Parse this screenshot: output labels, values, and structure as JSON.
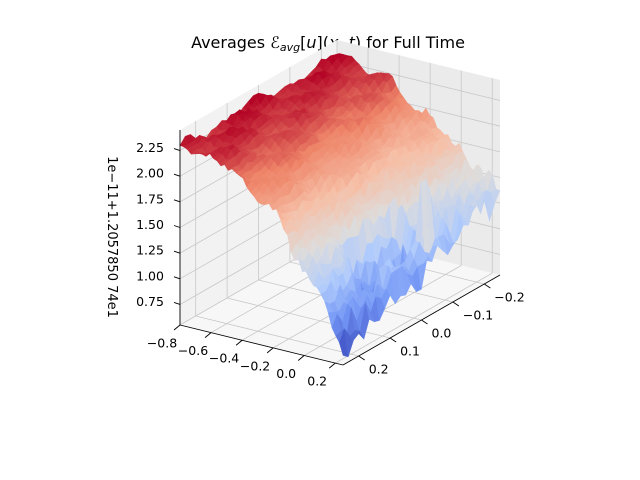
{
  "chart_data": {
    "type": "surface",
    "title": "Averages ℰ_avg[u](x,t) for Full Time",
    "title_parts": {
      "prefix": "Averages ",
      "script_E": "ℰ",
      "subscript": "avg",
      "bracket_open": "[",
      "var_u": "u",
      "bracket_close": "](",
      "var_x": "x",
      "comma": ", ",
      "var_t": "t",
      "suffix": ") for Full Time"
    },
    "xlabel": "",
    "ylabel": "",
    "zlabel": "",
    "z_offset_text": "1e−11+1.20578507 4e1",
    "z_offset_label": "1e−11+1.2057850 74e1",
    "x_axis": {
      "range": [
        -0.8,
        0.25
      ],
      "ticks": [
        "−0.8",
        "−0.6",
        "−0.4",
        "−0.2",
        "0.0",
        "0.2"
      ]
    },
    "y_axis": {
      "range": [
        -0.25,
        0.25
      ],
      "ticks": [
        "−0.2",
        "−0.1",
        "0.0",
        "0.1",
        "0.2"
      ]
    },
    "z_axis": {
      "range": [
        0.55,
        2.45
      ],
      "ticks": [
        "0.75",
        "1.00",
        "1.25",
        "1.50",
        "1.75",
        "2.00",
        "2.25"
      ]
    },
    "colormap": "coolwarm",
    "colormap_stops": [
      "#3b4cc0",
      "#7396f5",
      "#b0cbfc",
      "#dddcdc",
      "#f6bfa6",
      "#ee8468",
      "#b40426"
    ],
    "surface_samples": [
      {
        "x": -0.8,
        "y": -0.25,
        "z": 2.3
      },
      {
        "x": -0.8,
        "y": 0.25,
        "z": 2.3
      },
      {
        "x": -0.4,
        "y": 0.0,
        "z": 1.9
      },
      {
        "x": -0.1,
        "y": 0.0,
        "z": 1.35
      },
      {
        "x": 0.1,
        "y": 0.1,
        "z": 0.9
      },
      {
        "x": 0.2,
        "y": 0.0,
        "z": 0.85
      },
      {
        "x": 0.25,
        "y": -0.25,
        "z": 1.2
      },
      {
        "x": 0.25,
        "y": 0.25,
        "z": 0.75
      }
    ],
    "grid": true
  }
}
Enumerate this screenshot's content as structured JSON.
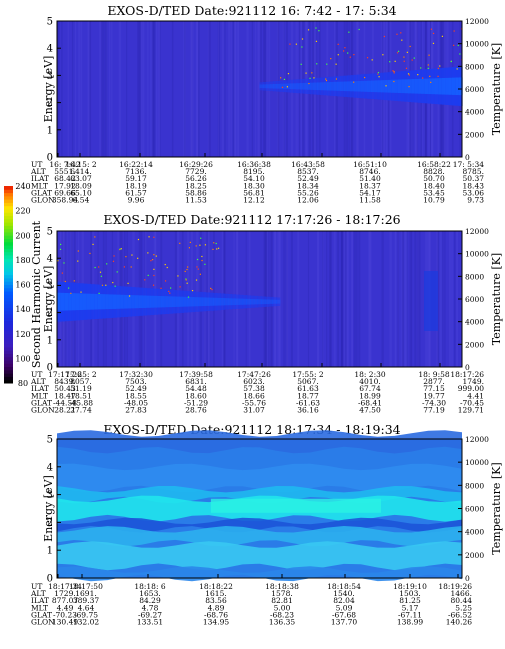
{
  "chart_data": [
    {
      "type": "heatmap",
      "title": "EXOS-D/TED   Date:921112  16: 7:42 - 17: 5:34",
      "ylabel": "Energy [eV]",
      "y2label": "Temperature [K]",
      "ylim": [
        0,
        5
      ],
      "y2lim": [
        0,
        12000
      ],
      "yticks": [
        "0",
        "1",
        "2",
        "3",
        "4",
        "5"
      ],
      "y2ticks": [
        "0",
        "2000",
        "4000",
        "6000",
        "8000",
        "10000",
        "12000"
      ],
      "ephemeris": {
        "row_labels": [
          "UT",
          "ALT",
          "ILAT",
          "MLT",
          "GLAT",
          "GLON"
        ],
        "columns": [
          [
            "16: 7:42",
            "5551.",
            "68.42",
            "17.92",
            "69.66",
            "358.94"
          ],
          [
            "16:15: 2",
            "6414.",
            "63.07",
            "18.09",
            "65.10",
            "6.54"
          ],
          [
            "16:22:14",
            "7136.",
            "59.17",
            "18.19",
            "61.57",
            "9.96"
          ],
          [
            "16:29:26",
            "7729.",
            "56.26",
            "18.25",
            "58.86",
            "11.53"
          ],
          [
            "16:36:38",
            "8195.",
            "54.10",
            "18.30",
            "56.81",
            "12.12"
          ],
          [
            "16:43:58",
            "8537.",
            "52.49",
            "18.34",
            "55.26",
            "12.06"
          ],
          [
            "16:51:10",
            "8746.",
            "51.40",
            "18.37",
            "54.17",
            "11.58"
          ],
          [
            "16:58:22",
            "8828.",
            "50.70",
            "18.40",
            "53.45",
            "10.79"
          ],
          [
            "17: 5:34",
            "8785.",
            "50.37",
            "18.43",
            "53.06",
            "9.73"
          ]
        ]
      },
      "band": [
        {
          "energy": 2.6,
          "time_start": "16:36:38",
          "time_end": "17: 5:34",
          "intensity": "high (~150)"
        }
      ]
    },
    {
      "type": "heatmap",
      "title": "EXOS-D/TED   Date:921112  17:17:26 - 18:17:26",
      "ylabel": "Energy [eV]",
      "y2label": "Temperature [K]",
      "ylim": [
        0,
        5
      ],
      "y2lim": [
        0,
        12000
      ],
      "yticks": [
        "0",
        "1",
        "2",
        "3",
        "4",
        "5"
      ],
      "y2ticks": [
        "0",
        "2000",
        "4000",
        "6000",
        "8000",
        "10000",
        "12000"
      ],
      "colorbar": {
        "label": "Second Harmonic Current",
        "ticks": [
          "80",
          "100",
          "120",
          "140",
          "160",
          "180",
          "200",
          "220",
          "240"
        ],
        "range": [
          80,
          240
        ]
      },
      "ephemeris": {
        "row_labels": [
          "UT",
          "ALT",
          "ILAT",
          "MLT",
          "GLAT",
          "GLON"
        ],
        "columns": [
          [
            "17:17:26",
            "8439.",
            "50.43",
            "18.47",
            "-44.58",
            "28.21"
          ],
          [
            "17:25: 2",
            "8057.",
            "51.19",
            "18.51",
            "-45.88",
            "27.74"
          ],
          [
            "17:32:30",
            "7503.",
            "52.49",
            "18.55",
            "-48.05",
            "27.83"
          ],
          [
            "17:39:58",
            "6831.",
            "54.48",
            "18.60",
            "-51.29",
            "28.76"
          ],
          [
            "17:47:26",
            "6023.",
            "57.38",
            "18.66",
            "-55.76",
            "31.07"
          ],
          [
            "17:55: 2",
            "5067.",
            "61.63",
            "18.77",
            "-61.63",
            "36.16"
          ],
          [
            "18: 2:30",
            "4010.",
            "67.74",
            "18.99",
            "-68.41",
            "47.50"
          ],
          [
            "18: 9:58",
            "2877.",
            "77.15",
            "19.77",
            "-74.30",
            "77.19"
          ],
          [
            "18:17:26",
            "1749.",
            "999.00",
            "4.41",
            "-70.45",
            "129.71"
          ]
        ]
      },
      "band": [
        {
          "energy": 2.4,
          "time_start": "17:17:26",
          "time_end": "17:47:26",
          "intensity": "high (~150)"
        }
      ]
    },
    {
      "type": "heatmap",
      "title": "EXOS-D/TED   Date:921112  18:17:34 - 18:19:34",
      "ylabel": "Energy [eV]",
      "y2label": "Temperature [K]",
      "ylim": [
        0,
        5
      ],
      "y2lim": [
        0,
        12000
      ],
      "yticks": [
        "0",
        "1",
        "2",
        "3",
        "4",
        "5"
      ],
      "y2ticks": [
        "0",
        "2000",
        "4000",
        "6000",
        "8000",
        "10000",
        "12000"
      ],
      "ephemeris": {
        "row_labels": [
          "UT",
          "ALT",
          "ILAT",
          "MLT",
          "GLAT",
          "GLON"
        ],
        "columns": [
          [
            "18:17:34",
            "1729.",
            "877.07",
            "4.49",
            "-70.23",
            "130.49"
          ],
          [
            "18:17:50",
            "1691.",
            "389.37",
            "4.64",
            "-69.75",
            "132.02"
          ],
          [
            "18:18: 6",
            "1653.",
            "84.29",
            "4.78",
            "-69.27",
            "133.51"
          ],
          [
            "18:18:22",
            "1615.",
            "83.56",
            "4.89",
            "-68.76",
            "134.95"
          ],
          [
            "18:18:38",
            "1578.",
            "82.81",
            "5.00",
            "-68.23",
            "136.35"
          ],
          [
            "18:18:54",
            "1540.",
            "82.04",
            "5.09",
            "-67.68",
            "137.70"
          ],
          [
            "18:19:10",
            "1503.",
            "81.25",
            "5.17",
            "-67.11",
            "138.99"
          ],
          [
            "18:19:26",
            "1466.",
            "80.44",
            "5.25",
            "-66.52",
            "140.26"
          ]
        ]
      },
      "band": [
        {
          "energy": 2.5,
          "time_start": "18:17:34",
          "time_end": "18:19:34",
          "intensity": "very high (~170)"
        }
      ]
    }
  ]
}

## WHAT YOU SHOULD DO:
Tally up the lines holding the string "JSON" in this listing, and report the total alone.

## THE RESULT:
2